_Exercise task_: Locate every line in the records below that contains the string "text" and copy each of those lines.

····················

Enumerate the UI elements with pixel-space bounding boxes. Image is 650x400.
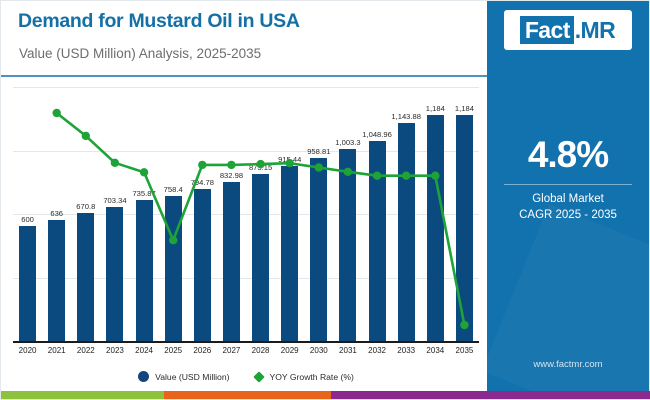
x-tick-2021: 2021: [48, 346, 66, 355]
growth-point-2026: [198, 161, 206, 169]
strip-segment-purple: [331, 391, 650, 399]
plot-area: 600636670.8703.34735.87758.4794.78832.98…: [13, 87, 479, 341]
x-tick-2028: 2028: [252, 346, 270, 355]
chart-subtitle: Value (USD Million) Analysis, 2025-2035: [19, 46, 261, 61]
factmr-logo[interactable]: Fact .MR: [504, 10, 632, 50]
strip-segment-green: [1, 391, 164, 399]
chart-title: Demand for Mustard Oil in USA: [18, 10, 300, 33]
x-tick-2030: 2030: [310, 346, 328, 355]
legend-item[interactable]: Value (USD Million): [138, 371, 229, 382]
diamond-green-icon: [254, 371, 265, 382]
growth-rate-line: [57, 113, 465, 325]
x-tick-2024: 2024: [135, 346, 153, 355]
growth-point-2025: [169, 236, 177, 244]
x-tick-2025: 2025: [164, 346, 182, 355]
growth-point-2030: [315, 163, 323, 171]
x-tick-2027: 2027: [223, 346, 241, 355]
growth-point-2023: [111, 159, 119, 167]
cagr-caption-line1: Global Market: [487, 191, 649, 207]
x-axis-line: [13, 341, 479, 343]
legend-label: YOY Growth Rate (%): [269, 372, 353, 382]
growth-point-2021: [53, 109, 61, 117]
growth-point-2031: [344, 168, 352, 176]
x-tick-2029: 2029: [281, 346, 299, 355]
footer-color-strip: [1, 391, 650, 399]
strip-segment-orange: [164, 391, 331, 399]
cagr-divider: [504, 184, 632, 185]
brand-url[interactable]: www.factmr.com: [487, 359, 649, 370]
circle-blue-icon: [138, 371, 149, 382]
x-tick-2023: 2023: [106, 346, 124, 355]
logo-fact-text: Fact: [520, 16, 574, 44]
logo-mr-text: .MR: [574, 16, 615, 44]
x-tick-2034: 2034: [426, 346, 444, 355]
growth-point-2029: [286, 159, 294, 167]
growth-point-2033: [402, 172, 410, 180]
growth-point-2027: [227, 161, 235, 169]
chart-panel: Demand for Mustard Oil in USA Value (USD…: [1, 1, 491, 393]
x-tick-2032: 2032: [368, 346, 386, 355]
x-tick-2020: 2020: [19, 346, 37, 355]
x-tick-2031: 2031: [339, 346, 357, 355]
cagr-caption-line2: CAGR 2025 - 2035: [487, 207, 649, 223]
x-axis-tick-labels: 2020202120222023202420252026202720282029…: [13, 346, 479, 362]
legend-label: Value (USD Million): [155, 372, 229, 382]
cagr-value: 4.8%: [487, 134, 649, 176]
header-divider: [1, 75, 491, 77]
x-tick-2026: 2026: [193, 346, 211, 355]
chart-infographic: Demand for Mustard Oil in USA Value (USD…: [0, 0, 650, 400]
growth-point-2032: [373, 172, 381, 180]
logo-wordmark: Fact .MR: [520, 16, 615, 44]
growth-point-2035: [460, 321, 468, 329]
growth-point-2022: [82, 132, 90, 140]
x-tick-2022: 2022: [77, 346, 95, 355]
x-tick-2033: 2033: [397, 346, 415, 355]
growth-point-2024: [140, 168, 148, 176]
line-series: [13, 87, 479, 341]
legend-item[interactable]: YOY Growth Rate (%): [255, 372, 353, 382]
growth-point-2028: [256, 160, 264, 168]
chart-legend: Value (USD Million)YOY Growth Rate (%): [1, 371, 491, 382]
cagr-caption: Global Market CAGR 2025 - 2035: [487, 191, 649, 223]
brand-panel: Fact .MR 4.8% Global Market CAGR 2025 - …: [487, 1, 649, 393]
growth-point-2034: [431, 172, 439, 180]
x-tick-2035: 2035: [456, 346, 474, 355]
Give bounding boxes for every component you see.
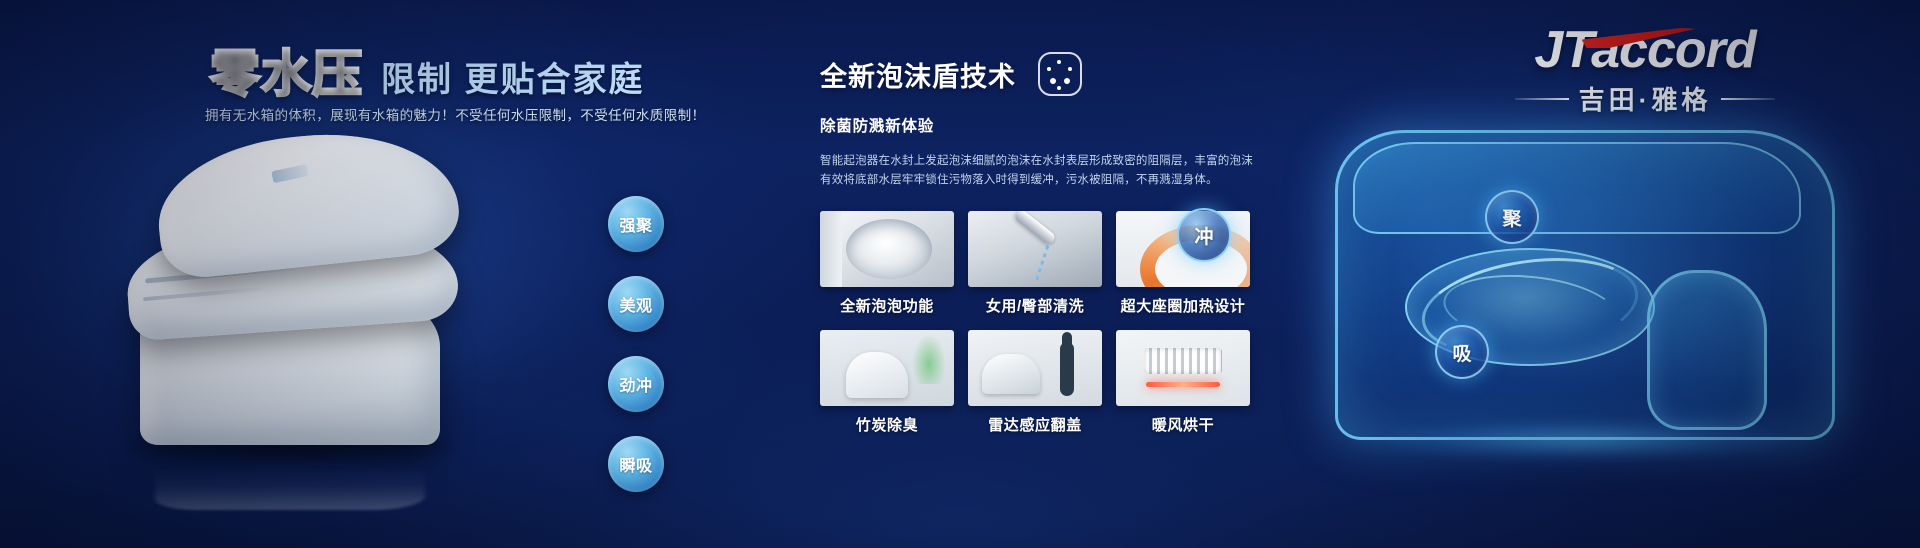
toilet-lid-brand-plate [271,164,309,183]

····················

_Result for this exercise_:
logo-fact-text: Fact: [520, 16, 574, 44]
logo-mr-text: .MR: [574, 16, 615, 44]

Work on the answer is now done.